» **WHAT TO WORK ON**:
Pick out the lines in the listing below that contain the word "trash" and copy them.

start INPUT MATERIAL

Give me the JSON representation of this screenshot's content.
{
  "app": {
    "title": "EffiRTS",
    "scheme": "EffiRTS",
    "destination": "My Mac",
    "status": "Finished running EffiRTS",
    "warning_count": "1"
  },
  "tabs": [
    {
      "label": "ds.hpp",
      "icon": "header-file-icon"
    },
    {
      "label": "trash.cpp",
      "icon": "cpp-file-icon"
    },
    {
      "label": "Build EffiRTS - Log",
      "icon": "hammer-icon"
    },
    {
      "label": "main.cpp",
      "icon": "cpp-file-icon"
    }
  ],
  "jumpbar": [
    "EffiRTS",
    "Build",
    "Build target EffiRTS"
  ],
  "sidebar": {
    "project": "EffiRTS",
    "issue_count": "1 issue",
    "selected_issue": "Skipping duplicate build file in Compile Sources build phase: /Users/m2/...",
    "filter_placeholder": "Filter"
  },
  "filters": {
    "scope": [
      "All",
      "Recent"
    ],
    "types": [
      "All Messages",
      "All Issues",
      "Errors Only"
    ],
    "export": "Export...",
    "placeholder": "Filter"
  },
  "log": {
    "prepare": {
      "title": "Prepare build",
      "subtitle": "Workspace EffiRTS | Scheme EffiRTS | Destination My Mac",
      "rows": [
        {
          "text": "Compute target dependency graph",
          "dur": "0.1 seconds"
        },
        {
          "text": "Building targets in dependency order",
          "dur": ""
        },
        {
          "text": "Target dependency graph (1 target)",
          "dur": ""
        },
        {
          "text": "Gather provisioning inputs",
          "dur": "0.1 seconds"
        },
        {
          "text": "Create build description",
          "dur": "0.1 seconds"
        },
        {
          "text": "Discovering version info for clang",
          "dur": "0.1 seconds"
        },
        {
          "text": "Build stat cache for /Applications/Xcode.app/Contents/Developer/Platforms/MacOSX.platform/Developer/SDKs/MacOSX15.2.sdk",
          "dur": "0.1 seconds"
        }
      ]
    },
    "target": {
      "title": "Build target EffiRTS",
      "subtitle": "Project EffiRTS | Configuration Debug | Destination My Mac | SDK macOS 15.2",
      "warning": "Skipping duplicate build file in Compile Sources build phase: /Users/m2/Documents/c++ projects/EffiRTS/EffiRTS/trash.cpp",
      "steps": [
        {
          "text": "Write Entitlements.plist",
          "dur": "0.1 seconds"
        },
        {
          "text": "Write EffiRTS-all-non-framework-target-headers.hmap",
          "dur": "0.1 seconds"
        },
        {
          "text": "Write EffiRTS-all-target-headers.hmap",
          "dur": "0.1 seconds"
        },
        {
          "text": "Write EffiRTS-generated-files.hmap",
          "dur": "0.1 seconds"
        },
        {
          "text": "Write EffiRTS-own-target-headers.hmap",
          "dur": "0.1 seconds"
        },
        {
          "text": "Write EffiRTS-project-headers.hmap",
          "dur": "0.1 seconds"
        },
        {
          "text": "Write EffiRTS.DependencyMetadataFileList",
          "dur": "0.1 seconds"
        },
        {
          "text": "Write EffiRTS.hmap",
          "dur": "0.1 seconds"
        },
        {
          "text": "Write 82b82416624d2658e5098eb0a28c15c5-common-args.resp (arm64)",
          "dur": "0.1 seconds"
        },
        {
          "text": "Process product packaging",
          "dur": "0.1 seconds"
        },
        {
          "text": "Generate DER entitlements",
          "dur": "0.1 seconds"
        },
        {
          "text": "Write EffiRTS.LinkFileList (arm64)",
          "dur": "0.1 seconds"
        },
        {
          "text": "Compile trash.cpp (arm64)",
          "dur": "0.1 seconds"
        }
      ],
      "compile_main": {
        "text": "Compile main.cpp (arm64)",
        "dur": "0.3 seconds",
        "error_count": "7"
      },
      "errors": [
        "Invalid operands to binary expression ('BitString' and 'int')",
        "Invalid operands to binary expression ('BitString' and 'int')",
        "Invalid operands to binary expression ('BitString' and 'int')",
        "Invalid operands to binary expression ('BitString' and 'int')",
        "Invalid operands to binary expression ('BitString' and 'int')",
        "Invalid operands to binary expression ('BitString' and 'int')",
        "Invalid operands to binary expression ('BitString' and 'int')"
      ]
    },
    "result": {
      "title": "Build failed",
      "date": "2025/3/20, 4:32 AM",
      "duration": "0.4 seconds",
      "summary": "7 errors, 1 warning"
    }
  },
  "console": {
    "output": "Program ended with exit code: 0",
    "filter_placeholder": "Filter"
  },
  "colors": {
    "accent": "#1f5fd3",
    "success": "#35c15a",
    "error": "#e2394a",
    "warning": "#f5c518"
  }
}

end INPUT MATERIAL

» **FULL OUTPUT**:
      "label": "trash.cpp",
      "warning": "Skipping duplicate build file in Compile Sources build phase: /Users/m2/Documents/c++ projects/EffiRTS/EffiRTS/trash.cpp",
          "text": "Compile trash.cpp (arm64)",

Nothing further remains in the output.